* Your goal *
Transcribe each line of the items below character for character, leaving out the pictures.

* Entries provided *
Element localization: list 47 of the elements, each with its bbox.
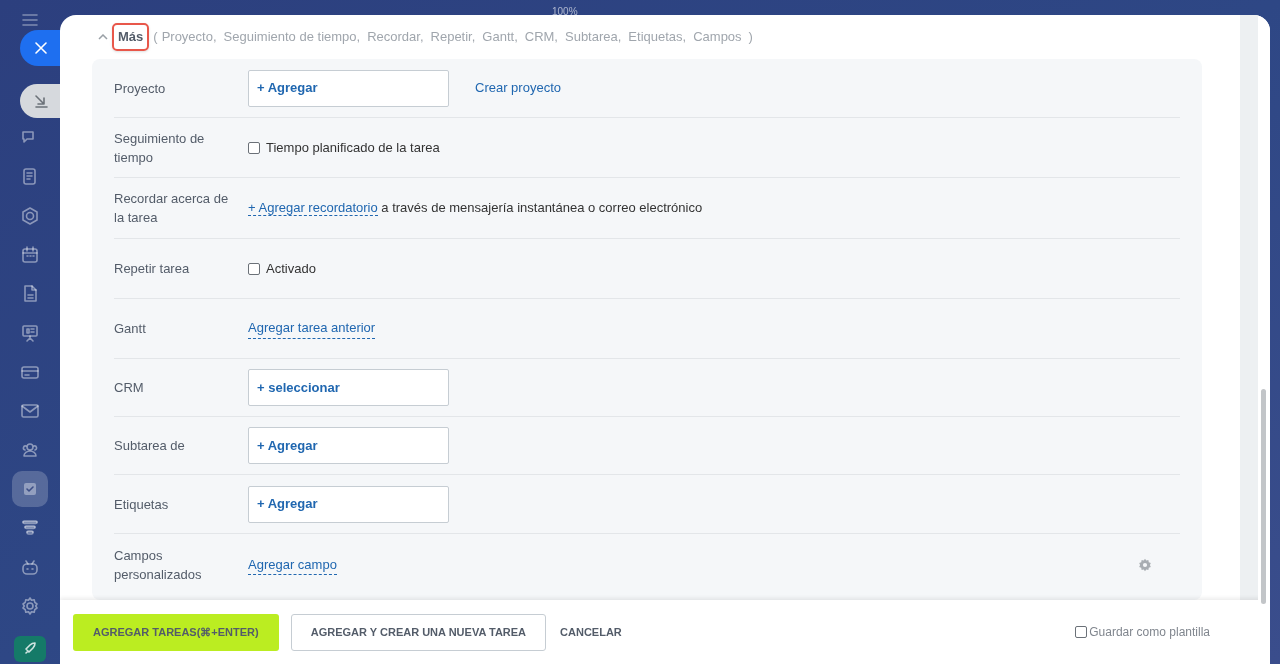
hexagon-icon [20, 206, 40, 226]
calendar-icon [20, 245, 40, 265]
field-label: Subtarea de [114, 437, 186, 455]
settings-icon[interactable] [1138, 558, 1152, 572]
people-icon [20, 440, 40, 460]
field-label: CRM [114, 379, 145, 397]
cancel-button[interactable]: CANCELAR [558, 613, 624, 651]
field-label: Etiquetas [114, 495, 170, 514]
reminder-text: + Agregar recordatorio a través de mensajería instantánea o correo electrónico [248, 199, 703, 218]
add-field[interactable]: + Agregar [248, 427, 449, 464]
add-link[interactable]: Agregar campo [248, 554, 337, 576]
field-label: Recordar acerca de la tarea [114, 190, 230, 227]
field-label: Proyecto [114, 79, 167, 98]
settings-icon [20, 596, 40, 616]
close-icon [35, 42, 47, 54]
add-link[interactable]: Agregar tarea anterior [248, 318, 376, 339]
chevron-icon [98, 34, 108, 40]
sidebar-item[interactable] [12, 471, 48, 507]
checkbox[interactable] [248, 141, 260, 154]
add-tasks-button[interactable]: AGREGAR TAREAS(⌘+ENTER) [73, 613, 279, 651]
checkbox-label: Tiempo planificado de la tarea [266, 138, 440, 157]
arrow-icon [34, 94, 48, 108]
rocket-icon [23, 642, 37, 656]
robot-icon [20, 557, 40, 577]
close-button[interactable] [20, 30, 62, 66]
create-link[interactable]: Crear proyecto [475, 78, 561, 98]
minimize-button[interactable] [20, 84, 62, 118]
reminder-link[interactable]: + Agregar recordatorio [248, 200, 378, 217]
field-label: Repetir tarea [114, 260, 191, 278]
menu-icon[interactable] [22, 14, 38, 26]
presentation-icon [20, 323, 40, 343]
field-label: Campos personalizados [114, 547, 203, 584]
funnel-icon [20, 518, 40, 538]
add-field[interactable]: + seleccionar [248, 369, 449, 406]
mail-icon [20, 401, 40, 421]
rocket-button[interactable] [14, 636, 46, 662]
add-field[interactable]: + Agregar [248, 485, 449, 523]
add-field[interactable]: + Agregar [248, 69, 449, 107]
checkbox[interactable] [248, 262, 260, 275]
scrollbar-thumb[interactable] [1261, 389, 1266, 604]
field-label: Seguimiento de tiempo [114, 129, 206, 167]
checkbox[interactable] [1075, 626, 1088, 638]
add-and-create-button[interactable]: AGREGAR Y CREAR UNA NUEVA TAREA [290, 613, 547, 651]
zoom-label: 100% [552, 5, 578, 19]
field-label: Gantt [114, 320, 147, 338]
checkbox-label: Guardar como plantilla [1089, 624, 1210, 641]
checkbox-label: Activado [266, 259, 316, 278]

* Full output *
Element localization: list 47 of the elements, each with its bbox.
hexagon-icon [20, 206, 40, 226]
calendar-icon [20, 245, 40, 265]
field-label: Subtarea de [114, 437, 186, 455]
settings-icon[interactable] [1138, 558, 1152, 572]
people-icon [20, 440, 40, 460]
field-label: CRM [114, 379, 145, 397]
cancel-button[interactable]: CANCELAR [558, 613, 624, 651]
field-label: Etiquetas [114, 495, 170, 514]
reminder-text: + Agregar recordatorio a través de mensajería instantánea o correo electrónico [248, 199, 703, 218]
add-field[interactable]: + Agregar [248, 427, 449, 464]
add-link[interactable]: Agregar campo [248, 554, 337, 576]
field-label: Recordar acerca de la tarea [114, 190, 230, 227]
field-label: Proyecto [114, 79, 167, 98]
settings-icon [20, 596, 40, 616]
close-icon [35, 42, 47, 54]
add-link[interactable]: Agregar tarea anterior [248, 318, 376, 339]
chevron-icon [98, 34, 108, 40]
sidebar-item[interactable] [12, 471, 48, 507]
checkbox[interactable] [248, 141, 260, 154]
add-tasks-button[interactable]: AGREGAR TAREAS(⌘+ENTER) [73, 613, 279, 651]
checkbox-label: Tiempo planificado de la tarea [266, 138, 440, 157]
arrow-icon [34, 94, 48, 108]
rocket-icon [23, 642, 37, 656]
robot-icon [20, 557, 40, 577]
close-button[interactable] [20, 30, 62, 66]
create-link[interactable]: Crear proyecto [475, 78, 561, 98]
minimize-button[interactable] [20, 84, 62, 118]
reminder-link[interactable]: + Agregar recordatorio [248, 200, 378, 217]
field-label: Repetir tarea [114, 260, 191, 278]
menu-icon[interactable] [22, 14, 38, 26]
presentation-icon [20, 323, 40, 343]
field-label: Campos personalizados [114, 547, 203, 584]
funnel-icon [20, 518, 40, 538]
add-field[interactable]: + seleccionar [248, 369, 449, 406]
mail-icon [20, 401, 40, 421]
rocket-button[interactable] [14, 636, 46, 662]
add-field[interactable]: + Agregar [248, 485, 449, 523]
add-field[interactable]: + Agregar [248, 69, 449, 107]
checkbox[interactable] [248, 262, 260, 275]
scrollbar-thumb[interactable] [1261, 389, 1266, 604]
field-label: Seguimiento de tiempo [114, 129, 206, 167]
checkbox[interactable] [1075, 626, 1088, 638]
add-and-create-button[interactable]: AGREGAR Y CREAR UNA NUEVA TAREA [290, 613, 547, 651]
zoom-label: 100% [552, 5, 578, 19]
field-label: Gantt [114, 320, 147, 338]
checkbox-label: Guardar como plantilla [1089, 624, 1210, 641]
checkbox-label: Activado [266, 259, 316, 278]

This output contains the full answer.